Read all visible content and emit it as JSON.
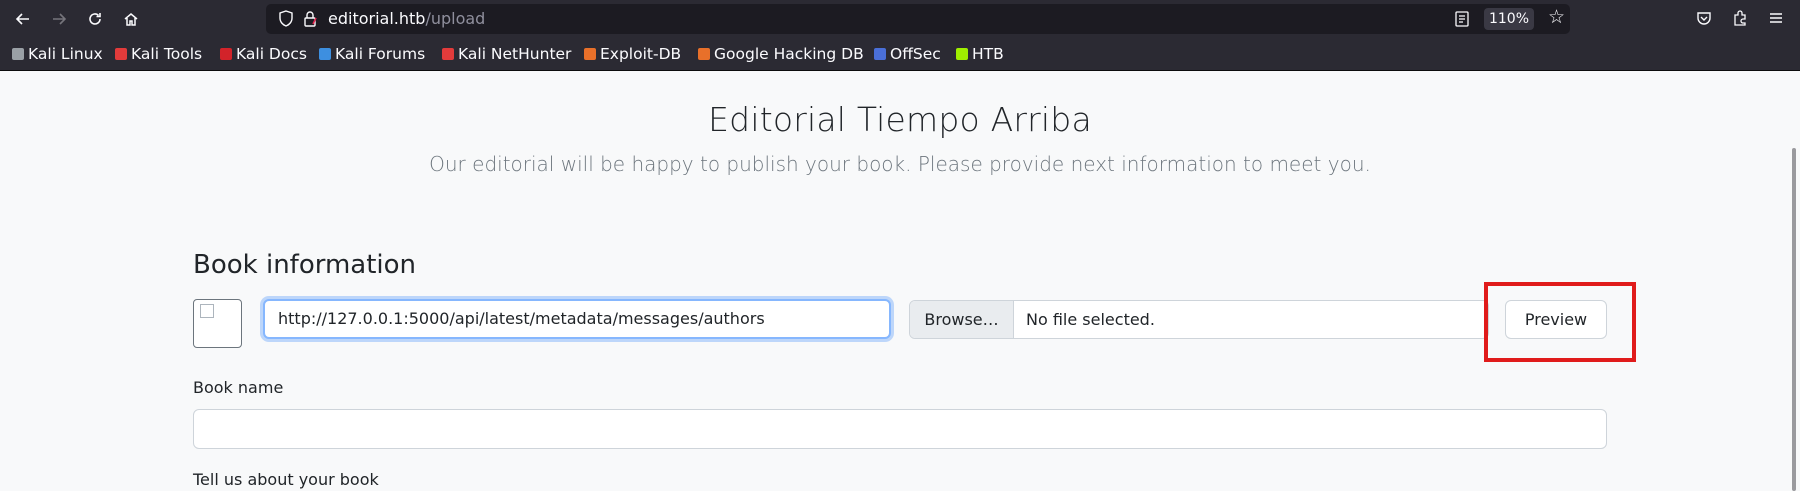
{
  "browser": {
    "url_host": "editorial.htb",
    "url_path": "/upload",
    "zoom": "110%",
    "icons": {
      "back": "arrow-left-icon",
      "forward": "arrow-right-icon",
      "reload": "reload-icon",
      "home": "home-icon",
      "shield": "shield-icon",
      "lock": "lock-icon",
      "reader": "reader-view-icon",
      "star": "star-icon",
      "pocket": "pocket-icon",
      "extensions": "extensions-icon",
      "menu": "hamburger-menu-icon"
    }
  },
  "bookmarks": [
    {
      "label": "Kali Linux",
      "color": "#9aa0a6"
    },
    {
      "label": "Kali Tools",
      "color": "#e23b3b"
    },
    {
      "label": "Kali Docs",
      "color": "#d2232a"
    },
    {
      "label": "Kali Forums",
      "color": "#3d8fe0"
    },
    {
      "label": "Kali NetHunter",
      "color": "#e23b3b"
    },
    {
      "label": "Exploit-DB",
      "color": "#e8702a"
    },
    {
      "label": "Google Hacking DB",
      "color": "#e8702a"
    },
    {
      "label": "OffSec",
      "color": "#4a6fd8"
    },
    {
      "label": "HTB",
      "color": "#9fef00"
    }
  ],
  "page": {
    "title": "Editorial Tiempo Arriba",
    "subtitle": "Our editorial will be happy to publish your book. Please provide next information to meet you.",
    "section_title": "Book information",
    "cover_url_value": "http://127.0.0.1:5000/api/latest/metadata/messages/authors",
    "browse_label": "Browse…",
    "file_status": "No file selected.",
    "preview_label": "Preview",
    "book_name_label": "Book name",
    "about_label": "Tell us about your book"
  },
  "colors": {
    "highlight": "#e01b1b",
    "focus_border": "#86b7fe"
  }
}
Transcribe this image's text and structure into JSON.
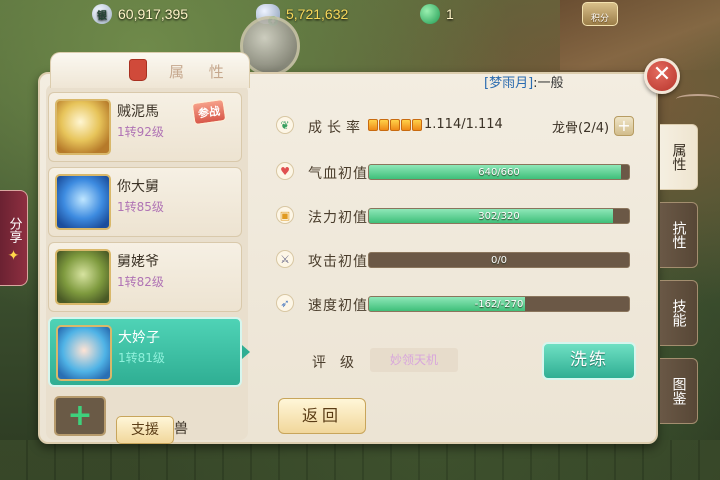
{
  "resources": {
    "silver": {
      "icon": "silver-coin-icon",
      "glyph": "银",
      "value": "60,917,395"
    },
    "gold": {
      "icon": "gold-ingot-icon",
      "value": "5,721,632"
    },
    "jade": {
      "icon": "jade-gem-icon",
      "value": "1"
    },
    "points_label": "积分"
  },
  "share": {
    "label": "分享"
  },
  "panel": {
    "header_label": "属 性",
    "pet_title_prefix": "[梦雨月]",
    "pet_title_suffix": ":一般",
    "close_glyph": "✕"
  },
  "pets": [
    {
      "name": "贼泥馬",
      "level": "1转92级",
      "badge": "参战"
    },
    {
      "name": "你大舅",
      "level": "1转85级"
    },
    {
      "name": "舅姥爷",
      "level": "1转82级"
    },
    {
      "name": "大妗子",
      "level": "1转81级"
    }
  ],
  "support": {
    "add_glyph": "+",
    "button": "支援",
    "suffix": "兽"
  },
  "attributes": {
    "growth": {
      "label": "成长率",
      "value": "1.114/1.114",
      "squares": 5
    },
    "bone": {
      "label": "龙骨(2/4)",
      "plus": "+"
    },
    "hp": {
      "label": "气血初值",
      "text": "640/660",
      "fill": 0.97
    },
    "mp": {
      "label": "法力初值",
      "text": "302/320",
      "fill": 0.94
    },
    "atk": {
      "label": "攻击初值",
      "text": "0/0",
      "fill": 0
    },
    "spd": {
      "label": "速度初值",
      "text": "-162/-270",
      "fill": 0.6
    },
    "grade_label": "评级",
    "grade_value": "妙领天机"
  },
  "buttons": {
    "wash": "洗练",
    "back": "返回"
  },
  "side_tabs": [
    "属性",
    "抗性",
    "技能",
    "图鉴"
  ],
  "colors": {
    "accent_teal": "#2fae93",
    "bar_green": "#3fbf7a",
    "close_red": "#b7352c"
  }
}
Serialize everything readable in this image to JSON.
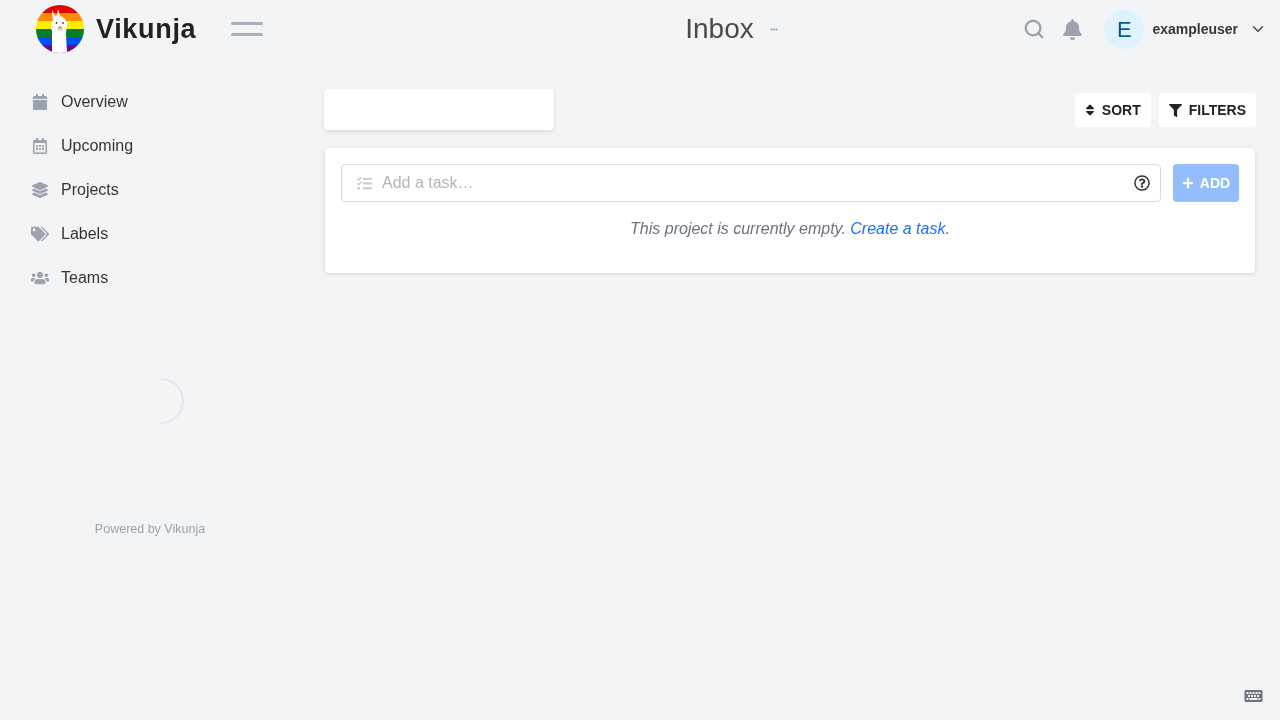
{
  "header": {
    "brand": "Vikunja",
    "title": "Inbox",
    "user": {
      "initial": "E",
      "name": "exampleuser"
    }
  },
  "sidebar": {
    "items": [
      {
        "label": "Overview",
        "selected": false
      },
      {
        "label": "Upcoming",
        "selected": false
      },
      {
        "label": "Projects",
        "selected": false
      },
      {
        "label": "Labels",
        "selected": false
      },
      {
        "label": "Teams",
        "selected": false
      }
    ],
    "footer": "Powered by Vikunja"
  },
  "toolbar": {
    "buttons": [
      {
        "label": "SORT"
      },
      {
        "label": "FILTERS"
      }
    ]
  },
  "task_input": {
    "placeholder": "Add a task…",
    "add_button": {
      "label": "ADD",
      "disabled": true
    }
  },
  "empty_message": {
    "text": "This project is currently empty.",
    "link": "Create a task."
  }
}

▶ **What you will do**
Reproduce every line exactly and omit all pictures.

▶ **Response to this exercise**
Read all visible content and emit it as JSON.
{
  "browser": {
    "url_host": "editorial.htb",
    "url_path": "/upload",
    "zoom": "110%",
    "icons": {
      "back": "arrow-left-icon",
      "forward": "arrow-right-icon",
      "reload": "reload-icon",
      "home": "home-icon",
      "shield": "shield-icon",
      "lock": "lock-icon",
      "reader": "reader-view-icon",
      "star": "star-icon",
      "pocket": "pocket-icon",
      "extensions": "extensions-icon",
      "menu": "hamburger-menu-icon"
    }
  },
  "bookmarks": [
    {
      "label": "Kali Linux",
      "color": "#9aa0a6"
    },
    {
      "label": "Kali Tools",
      "color": "#e23b3b"
    },
    {
      "label": "Kali Docs",
      "color": "#d2232a"
    },
    {
      "label": "Kali Forums",
      "color": "#3d8fe0"
    },
    {
      "label": "Kali NetHunter",
      "color": "#e23b3b"
    },
    {
      "label": "Exploit-DB",
      "color": "#e8702a"
    },
    {
      "label": "Google Hacking DB",
      "color": "#e8702a"
    },
    {
      "label": "OffSec",
      "color": "#4a6fd8"
    },
    {
      "label": "HTB",
      "color": "#9fef00"
    }
  ],
  "page": {
    "title": "Editorial Tiempo Arriba",
    "subtitle": "Our editorial will be happy to publish your book. Please provide next information to meet you.",
    "section_title": "Book information",
    "cover_url_value": "http://127.0.0.1:5000/api/latest/metadata/messages/authors",
    "browse_label": "Browse…",
    "file_status": "No file selected.",
    "preview_label": "Preview",
    "book_name_label": "Book name",
    "about_label": "Tell us about your book"
  },
  "colors": {
    "highlight": "#e01b1b",
    "focus_border": "#86b7fe"
  }
}
Transcribe this image's text and structure into JSON.
{
  "resources": {
    "silver": {
      "icon": "silver-coin-icon",
      "glyph": "银",
      "value": "60,917,395"
    },
    "gold": {
      "icon": "gold-ingot-icon",
      "value": "5,721,632"
    },
    "jade": {
      "icon": "jade-gem-icon",
      "value": "1"
    },
    "points_label": "积分"
  },
  "share": {
    "label": "分享"
  },
  "panel": {
    "header_label": "属 性",
    "pet_title_prefix": "[梦雨月]",
    "pet_title_suffix": ":一般",
    "close_glyph": "✕"
  },
  "pets": [
    {
      "name": "贼泥馬",
      "level": "1转92级",
      "badge": "参战"
    },
    {
      "name": "你大舅",
      "level": "1转85级"
    },
    {
      "name": "舅姥爷",
      "level": "1转82级"
    },
    {
      "name": "大妗子",
      "level": "1转81级"
    }
  ],
  "support": {
    "add_glyph": "+",
    "button": "支援",
    "suffix": "兽"
  },
  "attributes": {
    "growth": {
      "label": "成长率",
      "value": "1.114/1.114",
      "squares": 5
    },
    "bone": {
      "label": "龙骨(2/4)",
      "plus": "+"
    },
    "hp": {
      "label": "气血初值",
      "text": "640/660",
      "fill": 0.97
    },
    "mp": {
      "label": "法力初值",
      "text": "302/320",
      "fill": 0.94
    },
    "atk": {
      "label": "攻击初值",
      "text": "0/0",
      "fill": 0
    },
    "spd": {
      "label": "速度初值",
      "text": "-162/-270",
      "fill": 0.6
    },
    "grade_label": "评级",
    "grade_value": "妙领天机"
  },
  "buttons": {
    "wash": "洗练",
    "back": "返回"
  },
  "side_tabs": [
    "属性",
    "抗性",
    "技能",
    "图鉴"
  ],
  "colors": {
    "accent_teal": "#2fae93",
    "bar_green": "#3fbf7a",
    "close_red": "#b7352c"
  }
}
Serialize everything readable in this image to JSON.
{
  "header": {
    "brand": "Vikunja",
    "title": "Inbox",
    "user": {
      "initial": "E",
      "name": "exampleuser"
    }
  },
  "sidebar": {
    "items": [
      {
        "label": "Overview",
        "selected": false
      },
      {
        "label": "Upcoming",
        "selected": false
      },
      {
        "label": "Projects",
        "selected": false
      },
      {
        "label": "Labels",
        "selected": false
      },
      {
        "label": "Teams",
        "selected": false
      }
    ],
    "footer": "Powered by Vikunja"
  },
  "toolbar": {
    "buttons": [
      {
        "label": "SORT"
      },
      {
        "label": "FILTERS"
      }
    ]
  },
  "task_input": {
    "placeholder": "Add a task…",
    "add_button": {
      "label": "ADD",
      "disabled": true
    }
  },
  "empty_message": {
    "text": "This project is currently empty.",
    "link": "Create a task."
  }
}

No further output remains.